Exercise details:
Select from the data all lines with the word "Figure".

--- START OF Material for this exercise ---

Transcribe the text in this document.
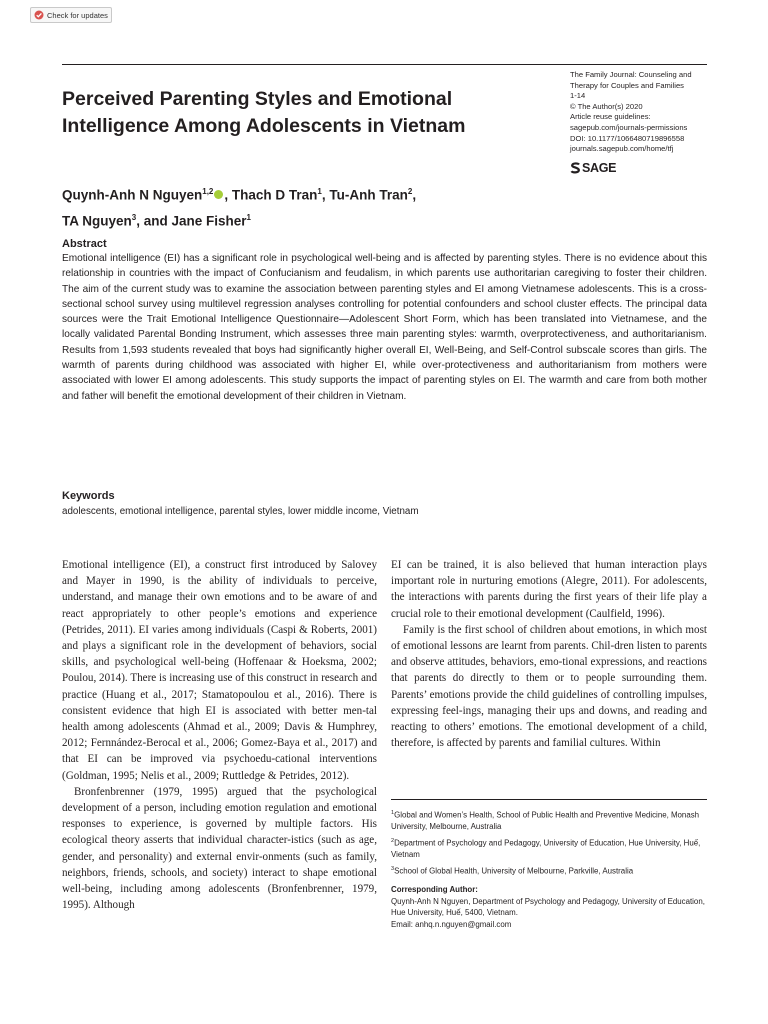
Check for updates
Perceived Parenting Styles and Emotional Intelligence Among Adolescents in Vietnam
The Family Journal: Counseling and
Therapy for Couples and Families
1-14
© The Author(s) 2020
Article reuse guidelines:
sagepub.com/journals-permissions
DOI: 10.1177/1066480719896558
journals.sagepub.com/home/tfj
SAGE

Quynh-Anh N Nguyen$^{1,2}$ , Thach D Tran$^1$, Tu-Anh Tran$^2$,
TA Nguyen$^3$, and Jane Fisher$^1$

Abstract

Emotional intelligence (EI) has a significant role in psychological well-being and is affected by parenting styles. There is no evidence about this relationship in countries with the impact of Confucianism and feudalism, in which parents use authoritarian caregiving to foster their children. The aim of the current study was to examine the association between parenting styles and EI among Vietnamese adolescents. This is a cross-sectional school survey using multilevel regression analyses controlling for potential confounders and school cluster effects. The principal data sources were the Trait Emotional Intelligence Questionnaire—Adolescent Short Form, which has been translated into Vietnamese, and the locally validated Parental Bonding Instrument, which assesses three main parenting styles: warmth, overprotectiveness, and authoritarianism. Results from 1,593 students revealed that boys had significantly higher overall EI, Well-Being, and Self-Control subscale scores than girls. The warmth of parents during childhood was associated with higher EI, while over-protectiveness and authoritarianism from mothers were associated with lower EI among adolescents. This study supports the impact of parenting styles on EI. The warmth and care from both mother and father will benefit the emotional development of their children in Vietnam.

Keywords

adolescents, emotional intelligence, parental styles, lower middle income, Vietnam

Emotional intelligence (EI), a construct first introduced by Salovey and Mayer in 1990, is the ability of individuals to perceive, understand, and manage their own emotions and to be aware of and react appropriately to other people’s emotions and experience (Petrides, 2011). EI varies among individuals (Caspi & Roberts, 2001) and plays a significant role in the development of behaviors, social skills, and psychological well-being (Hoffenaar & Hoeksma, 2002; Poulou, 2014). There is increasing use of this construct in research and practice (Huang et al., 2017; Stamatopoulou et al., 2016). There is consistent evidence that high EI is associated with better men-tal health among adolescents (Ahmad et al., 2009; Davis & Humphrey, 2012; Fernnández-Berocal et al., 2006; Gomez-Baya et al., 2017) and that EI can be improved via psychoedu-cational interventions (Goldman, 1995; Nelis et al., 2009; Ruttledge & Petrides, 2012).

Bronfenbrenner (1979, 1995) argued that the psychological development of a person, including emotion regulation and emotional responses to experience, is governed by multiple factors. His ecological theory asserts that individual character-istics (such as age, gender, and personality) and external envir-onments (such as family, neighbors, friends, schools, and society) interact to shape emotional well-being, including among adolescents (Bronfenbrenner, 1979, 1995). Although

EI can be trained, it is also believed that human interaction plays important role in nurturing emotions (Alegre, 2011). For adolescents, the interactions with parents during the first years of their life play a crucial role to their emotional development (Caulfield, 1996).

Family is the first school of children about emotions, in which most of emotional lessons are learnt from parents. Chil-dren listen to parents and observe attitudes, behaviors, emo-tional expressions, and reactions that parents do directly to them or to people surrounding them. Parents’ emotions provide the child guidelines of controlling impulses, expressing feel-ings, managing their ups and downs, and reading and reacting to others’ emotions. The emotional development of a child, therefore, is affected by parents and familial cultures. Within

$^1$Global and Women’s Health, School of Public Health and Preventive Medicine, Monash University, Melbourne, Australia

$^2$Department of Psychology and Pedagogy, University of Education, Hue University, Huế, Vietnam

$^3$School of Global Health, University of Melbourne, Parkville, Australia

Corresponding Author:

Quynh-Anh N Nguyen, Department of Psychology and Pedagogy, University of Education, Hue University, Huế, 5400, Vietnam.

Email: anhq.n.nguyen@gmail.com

--- END OF Material for this exercise ---
--- START OF Material for this exercise ---

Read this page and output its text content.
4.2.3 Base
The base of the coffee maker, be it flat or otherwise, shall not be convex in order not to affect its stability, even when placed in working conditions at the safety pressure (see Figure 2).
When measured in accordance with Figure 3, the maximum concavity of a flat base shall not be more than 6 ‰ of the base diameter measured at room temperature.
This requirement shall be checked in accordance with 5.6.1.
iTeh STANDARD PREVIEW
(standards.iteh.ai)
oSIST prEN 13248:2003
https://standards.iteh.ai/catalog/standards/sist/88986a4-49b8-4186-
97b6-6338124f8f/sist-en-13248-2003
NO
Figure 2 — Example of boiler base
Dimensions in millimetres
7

--- END OF Material for this exercise ---

Answer for this exercise:
The base of the coffee maker, be it flat or otherwise, shall not be convex in order not to affect its stability, even when placed in working conditions at the safety pressure (see Figure 2).
When measured in accordance with Figure 3, the maximum concavity of a flat base shall not be more than 6 ‰ of the base diameter measured at room temperature.
Figure 2 — Example of boiler base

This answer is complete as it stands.